■ Goal ■
Read through the entries below and return each line with the word "siguiente".

■ Stored records ■
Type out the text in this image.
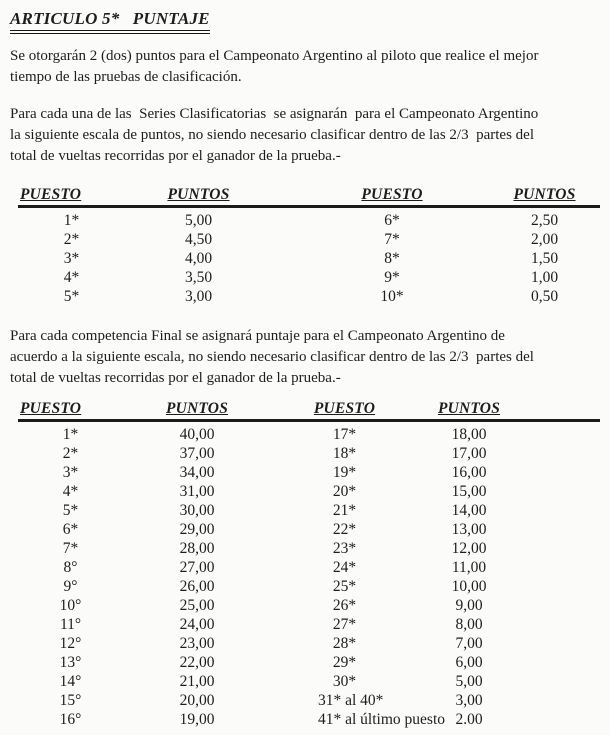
ARTICULO 5*   PUNTAJE

Se otorgarán 2 (dos) puntos para el Campeonato Argentino al piloto que realice el mejor
tiempo de las pruebas de clasificación.

Para cada una de las  Series Clasificatorias  se asignarán  para el Campeonato Argentino
la siguiente escala de puntos, no siendo necesario clasificar dentro de las 2/3  partes del
total de vueltas recorridas por el ganador de la prueba.-

PUESTO	PUNTOS	PUESTO	PUNTOS
1*	5,00	6*	2,50
2*	4,50	7*	2,00
3*	4,00	8*	1,50
4*	3,50	9*	1,00
5*	3,00	10*	0,50

Para cada competencia Final se asignará puntaje para el Campeonato Argentino de
acuerdo a la siguiente escala, no siendo necesario clasificar dentro de las 2/3  partes del
total de vueltas recorridas por el ganador de la prueba.-

PUESTO	PUNTOS	PUESTO	PUNTOS
1*	40,00	17*	18,00
2*	37,00	18*	17,00
3*	34,00	19*	16,00
4*	31,00	20*	15,00
5*	30,00	21*	14,00
6*	29,00	22*	13,00
7*	28,00	23*	12,00
8°	27,00	24*	11,00
9°	26,00	25*	10,00
10°	25,00	26*	9,00
11°	24,00	27*	8,00
12°	23,00	28*	7,00
13°	22,00	29*	6,00
14°	21,00	30*	5,00
15°	20,00	31* al 40*	3,00
16°	19,00	41* al último puesto 2.00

■ Correct response ■
la siguiente escala de puntos, no siendo necesario clasificar dentro de las 2/3  partes del
acuerdo a la siguiente escala, no siendo necesario clasificar dentro de las 2/3  partes del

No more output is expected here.